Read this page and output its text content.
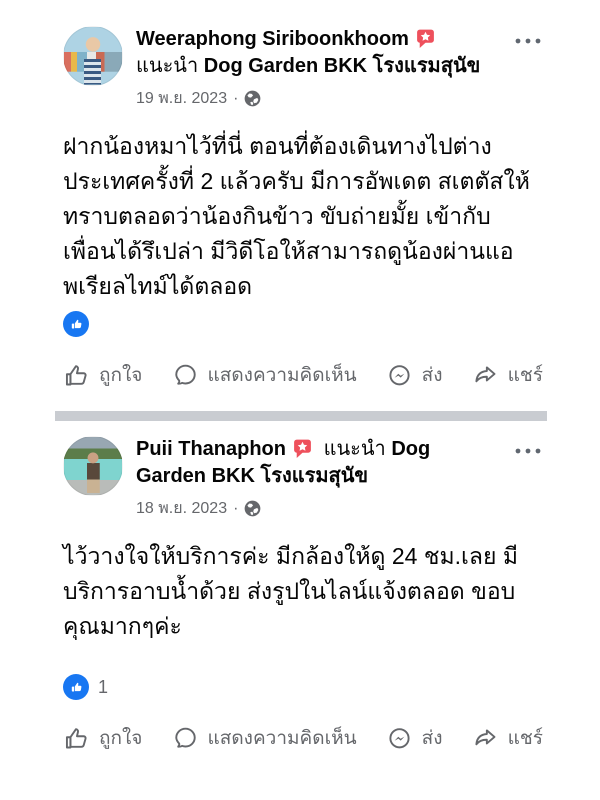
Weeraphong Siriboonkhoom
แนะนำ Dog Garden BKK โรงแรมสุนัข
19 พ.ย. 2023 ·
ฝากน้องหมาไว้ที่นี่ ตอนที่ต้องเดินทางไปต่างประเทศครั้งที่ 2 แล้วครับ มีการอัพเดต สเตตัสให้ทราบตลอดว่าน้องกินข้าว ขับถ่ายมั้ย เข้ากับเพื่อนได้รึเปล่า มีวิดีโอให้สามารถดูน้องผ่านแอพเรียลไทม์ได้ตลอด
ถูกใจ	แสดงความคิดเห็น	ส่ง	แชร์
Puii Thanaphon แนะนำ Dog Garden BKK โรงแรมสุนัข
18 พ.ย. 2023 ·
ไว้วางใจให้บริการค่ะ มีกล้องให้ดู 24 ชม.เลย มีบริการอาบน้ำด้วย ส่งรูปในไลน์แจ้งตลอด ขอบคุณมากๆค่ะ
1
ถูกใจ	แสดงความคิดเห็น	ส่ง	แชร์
-=-=-=-=-
EXERCISE DESCRIPTION: Strip the images and reproduce the remaining records precisely.

EXERCISE ANSWER:
Read this page and output its text content.
Weeraphong Siriboonkhoom
แนะนำ Dog Garden BKK โรงแรมสุนัข
19 พ.ย. 2023 ·
ฝากน้องหมาไว้ที่นี่ ตอนที่ต้องเดินทางไปต่างประเทศครั้งที่ 2 แล้วครับ มีการอัพเดต สเตตัสให้ทราบตลอดว่าน้องกินข้าว ขับถ่ายมั้ย เข้ากับเพื่อนได้รึเปล่า มีวิดีโอให้สามารถดูน้องผ่านแอพเรียลไทม์ได้ตลอด
ถูกใจ	แสดงความคิดเห็น	ส่ง	แชร์
Puii Thanaphon แนะนำ Dog Garden BKK โรงแรมสุนัข
18 พ.ย. 2023 ·
ไว้วางใจให้บริการค่ะ มีกล้องให้ดู 24 ชม.เลย มีบริการอาบน้ำด้วย ส่งรูปในไลน์แจ้งตลอด ขอบคุณมากๆค่ะ
1
ถูกใจ	แสดงความคิดเห็น	ส่ง	แชร์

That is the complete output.